Listed records below:
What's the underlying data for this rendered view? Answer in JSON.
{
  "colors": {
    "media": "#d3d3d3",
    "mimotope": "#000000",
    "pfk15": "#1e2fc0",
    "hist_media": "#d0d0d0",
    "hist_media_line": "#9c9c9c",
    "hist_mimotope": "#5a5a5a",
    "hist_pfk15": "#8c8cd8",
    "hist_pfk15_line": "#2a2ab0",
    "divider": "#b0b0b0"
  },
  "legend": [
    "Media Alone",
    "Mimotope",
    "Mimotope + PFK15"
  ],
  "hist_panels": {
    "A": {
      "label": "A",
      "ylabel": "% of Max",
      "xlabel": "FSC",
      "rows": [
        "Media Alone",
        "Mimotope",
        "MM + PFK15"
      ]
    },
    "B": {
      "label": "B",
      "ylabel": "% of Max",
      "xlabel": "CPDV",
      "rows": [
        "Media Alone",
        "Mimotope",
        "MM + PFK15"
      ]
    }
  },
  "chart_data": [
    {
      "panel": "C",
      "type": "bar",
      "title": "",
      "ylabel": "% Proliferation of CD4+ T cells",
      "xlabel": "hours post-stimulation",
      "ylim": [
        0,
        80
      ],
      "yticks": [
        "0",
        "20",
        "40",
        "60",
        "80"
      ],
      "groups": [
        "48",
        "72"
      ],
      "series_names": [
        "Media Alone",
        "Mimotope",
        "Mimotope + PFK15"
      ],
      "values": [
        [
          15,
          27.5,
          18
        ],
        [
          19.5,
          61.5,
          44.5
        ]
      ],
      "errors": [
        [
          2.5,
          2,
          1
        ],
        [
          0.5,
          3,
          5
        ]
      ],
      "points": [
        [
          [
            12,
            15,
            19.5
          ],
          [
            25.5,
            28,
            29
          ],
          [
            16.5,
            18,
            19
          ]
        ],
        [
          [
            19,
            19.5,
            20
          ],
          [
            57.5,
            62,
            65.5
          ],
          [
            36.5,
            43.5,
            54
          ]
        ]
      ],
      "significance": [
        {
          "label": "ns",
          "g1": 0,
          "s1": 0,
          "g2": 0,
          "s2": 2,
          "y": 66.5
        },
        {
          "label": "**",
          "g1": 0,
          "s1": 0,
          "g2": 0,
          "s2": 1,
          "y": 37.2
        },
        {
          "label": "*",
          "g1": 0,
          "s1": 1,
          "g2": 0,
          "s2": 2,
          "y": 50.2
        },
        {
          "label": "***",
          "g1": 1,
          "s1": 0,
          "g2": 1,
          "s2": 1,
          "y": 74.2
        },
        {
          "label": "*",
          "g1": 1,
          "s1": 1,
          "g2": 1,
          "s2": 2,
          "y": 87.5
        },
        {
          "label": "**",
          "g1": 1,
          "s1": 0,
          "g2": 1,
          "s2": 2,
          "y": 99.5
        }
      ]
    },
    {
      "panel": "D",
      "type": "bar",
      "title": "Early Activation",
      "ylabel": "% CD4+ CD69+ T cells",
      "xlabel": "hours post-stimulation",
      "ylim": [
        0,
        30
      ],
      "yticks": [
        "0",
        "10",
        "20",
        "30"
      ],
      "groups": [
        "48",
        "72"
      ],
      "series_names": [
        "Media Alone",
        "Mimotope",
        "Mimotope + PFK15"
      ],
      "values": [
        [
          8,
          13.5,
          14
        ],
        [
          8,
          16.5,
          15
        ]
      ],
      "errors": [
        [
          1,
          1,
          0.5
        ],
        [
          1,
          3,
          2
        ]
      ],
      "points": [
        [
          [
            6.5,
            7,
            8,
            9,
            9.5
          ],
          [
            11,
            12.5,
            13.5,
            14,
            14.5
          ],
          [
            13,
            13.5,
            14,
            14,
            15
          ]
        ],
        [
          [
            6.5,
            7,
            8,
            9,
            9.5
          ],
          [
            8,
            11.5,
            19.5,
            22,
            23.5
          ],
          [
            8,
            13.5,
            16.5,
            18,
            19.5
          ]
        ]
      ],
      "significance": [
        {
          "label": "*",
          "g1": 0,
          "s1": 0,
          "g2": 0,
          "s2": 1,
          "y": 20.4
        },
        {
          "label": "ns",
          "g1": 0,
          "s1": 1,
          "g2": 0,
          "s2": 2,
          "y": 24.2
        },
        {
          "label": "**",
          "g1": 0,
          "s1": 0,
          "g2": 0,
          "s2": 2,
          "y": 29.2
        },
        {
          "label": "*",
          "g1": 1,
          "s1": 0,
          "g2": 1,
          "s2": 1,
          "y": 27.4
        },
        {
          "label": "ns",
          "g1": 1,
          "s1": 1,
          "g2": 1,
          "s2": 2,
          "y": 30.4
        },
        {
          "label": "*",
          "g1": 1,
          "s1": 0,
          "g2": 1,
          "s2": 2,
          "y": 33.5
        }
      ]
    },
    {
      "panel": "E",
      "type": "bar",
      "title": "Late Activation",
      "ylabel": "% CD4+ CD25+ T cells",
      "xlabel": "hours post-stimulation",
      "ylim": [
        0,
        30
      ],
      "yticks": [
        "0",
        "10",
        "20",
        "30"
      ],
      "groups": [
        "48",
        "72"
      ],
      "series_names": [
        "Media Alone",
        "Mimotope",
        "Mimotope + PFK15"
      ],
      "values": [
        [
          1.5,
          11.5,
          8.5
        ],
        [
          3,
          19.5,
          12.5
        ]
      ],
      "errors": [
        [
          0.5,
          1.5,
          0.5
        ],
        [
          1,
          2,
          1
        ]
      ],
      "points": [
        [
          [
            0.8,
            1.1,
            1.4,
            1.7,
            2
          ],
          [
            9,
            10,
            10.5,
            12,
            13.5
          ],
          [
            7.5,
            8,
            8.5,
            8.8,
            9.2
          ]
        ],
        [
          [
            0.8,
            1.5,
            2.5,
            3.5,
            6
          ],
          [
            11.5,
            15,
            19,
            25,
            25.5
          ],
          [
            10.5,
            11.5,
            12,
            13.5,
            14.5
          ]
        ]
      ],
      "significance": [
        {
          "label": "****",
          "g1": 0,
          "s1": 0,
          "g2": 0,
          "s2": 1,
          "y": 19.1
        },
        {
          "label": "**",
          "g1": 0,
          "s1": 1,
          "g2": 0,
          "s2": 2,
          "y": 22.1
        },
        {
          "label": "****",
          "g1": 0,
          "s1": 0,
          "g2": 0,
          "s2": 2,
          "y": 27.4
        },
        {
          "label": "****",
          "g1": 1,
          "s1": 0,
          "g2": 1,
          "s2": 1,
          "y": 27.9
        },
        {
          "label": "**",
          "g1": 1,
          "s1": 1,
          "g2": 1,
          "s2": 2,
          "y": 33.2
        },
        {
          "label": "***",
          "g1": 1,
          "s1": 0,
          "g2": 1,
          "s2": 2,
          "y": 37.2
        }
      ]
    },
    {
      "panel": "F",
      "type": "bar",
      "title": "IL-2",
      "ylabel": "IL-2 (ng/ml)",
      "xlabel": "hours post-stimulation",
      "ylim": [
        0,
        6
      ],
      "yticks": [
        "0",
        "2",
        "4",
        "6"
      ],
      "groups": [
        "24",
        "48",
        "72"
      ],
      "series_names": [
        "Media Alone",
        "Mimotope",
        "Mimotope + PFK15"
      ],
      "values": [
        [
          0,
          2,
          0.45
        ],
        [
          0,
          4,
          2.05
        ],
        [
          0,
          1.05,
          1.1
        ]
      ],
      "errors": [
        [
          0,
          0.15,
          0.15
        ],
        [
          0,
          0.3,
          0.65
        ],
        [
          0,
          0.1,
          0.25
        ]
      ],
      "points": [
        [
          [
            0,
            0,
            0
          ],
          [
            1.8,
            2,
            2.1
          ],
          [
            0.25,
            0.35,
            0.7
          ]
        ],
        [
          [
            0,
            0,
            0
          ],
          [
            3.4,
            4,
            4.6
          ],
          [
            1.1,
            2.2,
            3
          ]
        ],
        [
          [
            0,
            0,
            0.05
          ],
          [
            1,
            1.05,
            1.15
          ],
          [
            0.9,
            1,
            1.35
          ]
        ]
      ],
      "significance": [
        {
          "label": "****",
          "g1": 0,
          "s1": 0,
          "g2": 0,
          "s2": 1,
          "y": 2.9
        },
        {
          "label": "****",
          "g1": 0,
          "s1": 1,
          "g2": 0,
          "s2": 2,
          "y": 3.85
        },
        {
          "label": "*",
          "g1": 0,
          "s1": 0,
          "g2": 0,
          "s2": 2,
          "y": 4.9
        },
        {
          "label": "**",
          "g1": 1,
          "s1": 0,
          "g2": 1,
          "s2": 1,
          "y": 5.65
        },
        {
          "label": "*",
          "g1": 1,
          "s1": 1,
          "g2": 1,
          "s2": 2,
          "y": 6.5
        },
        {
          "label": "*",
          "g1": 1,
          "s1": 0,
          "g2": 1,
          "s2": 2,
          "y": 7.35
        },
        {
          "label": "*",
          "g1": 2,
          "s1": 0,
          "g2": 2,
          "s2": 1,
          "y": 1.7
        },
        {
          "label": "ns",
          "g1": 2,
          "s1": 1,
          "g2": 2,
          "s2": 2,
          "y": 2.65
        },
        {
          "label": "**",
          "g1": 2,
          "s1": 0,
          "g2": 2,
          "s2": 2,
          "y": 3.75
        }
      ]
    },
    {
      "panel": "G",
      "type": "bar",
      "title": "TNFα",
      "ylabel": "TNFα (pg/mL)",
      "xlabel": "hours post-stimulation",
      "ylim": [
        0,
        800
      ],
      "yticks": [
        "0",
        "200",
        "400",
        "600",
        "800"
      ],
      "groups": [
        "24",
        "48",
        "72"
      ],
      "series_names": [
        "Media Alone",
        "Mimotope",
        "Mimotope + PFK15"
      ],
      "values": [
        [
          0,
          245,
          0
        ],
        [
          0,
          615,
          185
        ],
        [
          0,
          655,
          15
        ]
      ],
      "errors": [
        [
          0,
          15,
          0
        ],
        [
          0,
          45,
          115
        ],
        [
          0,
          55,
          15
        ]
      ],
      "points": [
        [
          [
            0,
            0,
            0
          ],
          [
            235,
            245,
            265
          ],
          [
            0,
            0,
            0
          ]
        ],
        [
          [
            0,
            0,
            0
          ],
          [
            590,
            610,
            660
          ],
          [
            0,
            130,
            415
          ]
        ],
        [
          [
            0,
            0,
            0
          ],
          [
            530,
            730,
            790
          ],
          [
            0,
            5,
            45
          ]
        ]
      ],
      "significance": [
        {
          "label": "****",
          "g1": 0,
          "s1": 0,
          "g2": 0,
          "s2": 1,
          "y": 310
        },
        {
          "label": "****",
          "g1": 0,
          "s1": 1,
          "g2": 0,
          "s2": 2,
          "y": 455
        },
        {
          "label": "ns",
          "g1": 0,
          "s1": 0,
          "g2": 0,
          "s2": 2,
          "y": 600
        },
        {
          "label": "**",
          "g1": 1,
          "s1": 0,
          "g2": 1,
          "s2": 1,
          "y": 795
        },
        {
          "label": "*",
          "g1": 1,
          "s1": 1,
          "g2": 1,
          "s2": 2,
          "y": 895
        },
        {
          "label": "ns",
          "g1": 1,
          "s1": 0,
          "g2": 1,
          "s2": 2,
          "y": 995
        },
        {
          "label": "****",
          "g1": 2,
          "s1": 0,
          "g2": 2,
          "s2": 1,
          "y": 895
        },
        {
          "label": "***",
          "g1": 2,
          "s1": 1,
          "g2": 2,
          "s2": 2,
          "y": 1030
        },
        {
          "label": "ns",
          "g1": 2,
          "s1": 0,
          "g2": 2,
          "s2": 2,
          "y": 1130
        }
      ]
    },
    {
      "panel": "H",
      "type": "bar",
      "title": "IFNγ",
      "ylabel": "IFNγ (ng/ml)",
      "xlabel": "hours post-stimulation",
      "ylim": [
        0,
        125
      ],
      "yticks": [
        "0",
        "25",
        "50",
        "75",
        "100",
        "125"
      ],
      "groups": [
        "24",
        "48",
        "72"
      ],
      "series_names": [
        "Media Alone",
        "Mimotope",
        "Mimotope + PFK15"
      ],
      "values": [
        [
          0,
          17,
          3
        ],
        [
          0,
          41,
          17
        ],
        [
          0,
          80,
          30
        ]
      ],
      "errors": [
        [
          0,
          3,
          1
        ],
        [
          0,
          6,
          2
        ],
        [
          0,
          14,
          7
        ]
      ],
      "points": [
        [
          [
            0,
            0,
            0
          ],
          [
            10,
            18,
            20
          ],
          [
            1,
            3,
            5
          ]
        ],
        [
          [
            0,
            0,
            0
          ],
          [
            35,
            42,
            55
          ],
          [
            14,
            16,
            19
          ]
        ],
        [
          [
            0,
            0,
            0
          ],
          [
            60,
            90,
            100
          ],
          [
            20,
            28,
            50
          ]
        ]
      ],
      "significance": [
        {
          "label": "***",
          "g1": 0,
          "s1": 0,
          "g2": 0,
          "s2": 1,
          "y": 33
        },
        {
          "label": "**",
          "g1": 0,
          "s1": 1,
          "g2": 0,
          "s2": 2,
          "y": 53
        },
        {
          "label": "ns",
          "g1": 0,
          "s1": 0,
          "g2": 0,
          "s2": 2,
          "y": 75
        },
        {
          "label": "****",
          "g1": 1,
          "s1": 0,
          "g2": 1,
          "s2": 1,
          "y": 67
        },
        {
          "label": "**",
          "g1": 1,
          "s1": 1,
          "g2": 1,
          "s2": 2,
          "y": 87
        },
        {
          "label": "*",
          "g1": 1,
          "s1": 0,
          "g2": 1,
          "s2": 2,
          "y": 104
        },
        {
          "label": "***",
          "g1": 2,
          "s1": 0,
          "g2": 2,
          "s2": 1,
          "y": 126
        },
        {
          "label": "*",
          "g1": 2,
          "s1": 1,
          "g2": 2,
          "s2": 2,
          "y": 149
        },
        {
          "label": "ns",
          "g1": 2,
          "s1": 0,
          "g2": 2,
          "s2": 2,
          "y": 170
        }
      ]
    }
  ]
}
End of Listed records.
[Exercise aim] Reproduce every line from the listing above that holds the word "Activation".

[Written response]
      "title": "Early Activation",
      "title": "Late Activation",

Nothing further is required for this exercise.